Work required: List each line holding the string "CARTMELL".

===== Input for this task

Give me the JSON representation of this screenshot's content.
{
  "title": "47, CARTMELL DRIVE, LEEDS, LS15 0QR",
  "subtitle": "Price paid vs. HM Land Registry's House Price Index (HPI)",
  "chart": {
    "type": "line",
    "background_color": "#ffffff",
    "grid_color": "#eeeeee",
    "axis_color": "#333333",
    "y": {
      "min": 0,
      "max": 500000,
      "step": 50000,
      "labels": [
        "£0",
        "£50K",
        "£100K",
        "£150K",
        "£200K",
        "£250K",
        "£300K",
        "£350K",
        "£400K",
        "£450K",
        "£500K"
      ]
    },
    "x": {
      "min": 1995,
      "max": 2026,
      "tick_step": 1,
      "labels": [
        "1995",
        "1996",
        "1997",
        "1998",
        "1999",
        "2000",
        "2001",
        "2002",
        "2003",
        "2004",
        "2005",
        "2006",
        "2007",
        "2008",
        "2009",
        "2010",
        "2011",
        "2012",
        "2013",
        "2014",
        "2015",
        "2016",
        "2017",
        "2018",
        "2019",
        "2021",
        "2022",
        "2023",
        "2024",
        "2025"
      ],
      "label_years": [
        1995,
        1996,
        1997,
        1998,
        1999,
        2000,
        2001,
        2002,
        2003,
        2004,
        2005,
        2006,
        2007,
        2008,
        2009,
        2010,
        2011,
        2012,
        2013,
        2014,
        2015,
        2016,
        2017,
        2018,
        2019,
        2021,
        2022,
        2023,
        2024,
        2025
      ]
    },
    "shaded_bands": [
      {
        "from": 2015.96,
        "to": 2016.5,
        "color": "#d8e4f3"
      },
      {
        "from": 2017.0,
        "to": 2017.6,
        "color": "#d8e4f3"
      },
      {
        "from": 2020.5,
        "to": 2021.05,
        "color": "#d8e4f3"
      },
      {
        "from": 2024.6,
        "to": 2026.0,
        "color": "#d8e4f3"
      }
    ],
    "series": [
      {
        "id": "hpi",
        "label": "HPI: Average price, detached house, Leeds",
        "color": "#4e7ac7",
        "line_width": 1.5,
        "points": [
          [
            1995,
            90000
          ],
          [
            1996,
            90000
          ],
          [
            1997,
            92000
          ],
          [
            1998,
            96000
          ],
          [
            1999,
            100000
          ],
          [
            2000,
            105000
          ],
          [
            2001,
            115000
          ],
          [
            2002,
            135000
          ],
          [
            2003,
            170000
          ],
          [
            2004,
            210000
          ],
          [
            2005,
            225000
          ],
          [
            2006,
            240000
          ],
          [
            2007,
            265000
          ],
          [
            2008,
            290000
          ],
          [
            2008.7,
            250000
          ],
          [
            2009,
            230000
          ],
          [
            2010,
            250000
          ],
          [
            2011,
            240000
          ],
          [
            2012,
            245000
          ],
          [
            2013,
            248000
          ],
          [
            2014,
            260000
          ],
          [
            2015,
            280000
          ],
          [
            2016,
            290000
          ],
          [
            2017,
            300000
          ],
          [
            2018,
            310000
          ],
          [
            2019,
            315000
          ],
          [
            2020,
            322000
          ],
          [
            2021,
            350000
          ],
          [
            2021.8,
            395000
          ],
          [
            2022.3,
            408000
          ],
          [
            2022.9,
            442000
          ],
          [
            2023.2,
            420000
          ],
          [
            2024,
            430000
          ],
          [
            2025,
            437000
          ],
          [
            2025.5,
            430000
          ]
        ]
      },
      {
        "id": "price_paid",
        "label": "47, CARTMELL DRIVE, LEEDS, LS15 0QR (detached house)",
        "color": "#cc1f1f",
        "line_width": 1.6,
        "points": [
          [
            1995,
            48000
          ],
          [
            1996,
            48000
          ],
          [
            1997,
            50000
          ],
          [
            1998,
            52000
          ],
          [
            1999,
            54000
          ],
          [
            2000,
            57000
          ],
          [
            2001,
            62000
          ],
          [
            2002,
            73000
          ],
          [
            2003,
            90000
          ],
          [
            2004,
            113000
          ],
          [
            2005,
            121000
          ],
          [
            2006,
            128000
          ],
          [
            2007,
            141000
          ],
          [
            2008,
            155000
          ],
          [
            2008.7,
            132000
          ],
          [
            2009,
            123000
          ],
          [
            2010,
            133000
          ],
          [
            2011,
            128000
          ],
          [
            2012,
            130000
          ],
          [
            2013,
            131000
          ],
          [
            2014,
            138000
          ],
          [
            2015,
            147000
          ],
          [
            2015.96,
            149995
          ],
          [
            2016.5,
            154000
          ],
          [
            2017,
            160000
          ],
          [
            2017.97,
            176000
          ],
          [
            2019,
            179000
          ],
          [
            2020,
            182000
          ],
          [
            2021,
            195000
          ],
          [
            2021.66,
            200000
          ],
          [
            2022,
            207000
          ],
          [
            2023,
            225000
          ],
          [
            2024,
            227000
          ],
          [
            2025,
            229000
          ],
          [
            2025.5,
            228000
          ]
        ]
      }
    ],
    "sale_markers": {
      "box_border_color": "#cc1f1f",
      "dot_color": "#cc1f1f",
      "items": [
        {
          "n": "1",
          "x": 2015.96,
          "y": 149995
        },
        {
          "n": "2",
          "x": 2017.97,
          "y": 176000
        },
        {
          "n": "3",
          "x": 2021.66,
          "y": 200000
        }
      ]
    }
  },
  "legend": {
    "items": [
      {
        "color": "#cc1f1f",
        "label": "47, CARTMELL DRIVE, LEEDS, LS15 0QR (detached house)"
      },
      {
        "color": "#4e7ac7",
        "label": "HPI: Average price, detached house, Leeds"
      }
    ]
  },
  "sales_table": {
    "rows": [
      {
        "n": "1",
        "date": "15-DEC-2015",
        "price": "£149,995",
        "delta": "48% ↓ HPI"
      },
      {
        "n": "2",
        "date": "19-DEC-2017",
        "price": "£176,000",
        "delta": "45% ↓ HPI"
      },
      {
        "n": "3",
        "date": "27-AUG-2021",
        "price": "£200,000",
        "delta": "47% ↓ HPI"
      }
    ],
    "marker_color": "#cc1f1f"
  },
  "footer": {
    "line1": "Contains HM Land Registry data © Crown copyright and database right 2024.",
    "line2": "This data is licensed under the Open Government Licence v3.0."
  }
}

==========

Answer to the problem:
  "title": "47, CARTMELL DRIVE, LEEDS, LS15 0QR",
        "label": "47, CARTMELL DRIVE, LEEDS, LS15 0QR (detached house)",
        "label": "47, CARTMELL DRIVE, LEEDS, LS15 0QR (detached house)"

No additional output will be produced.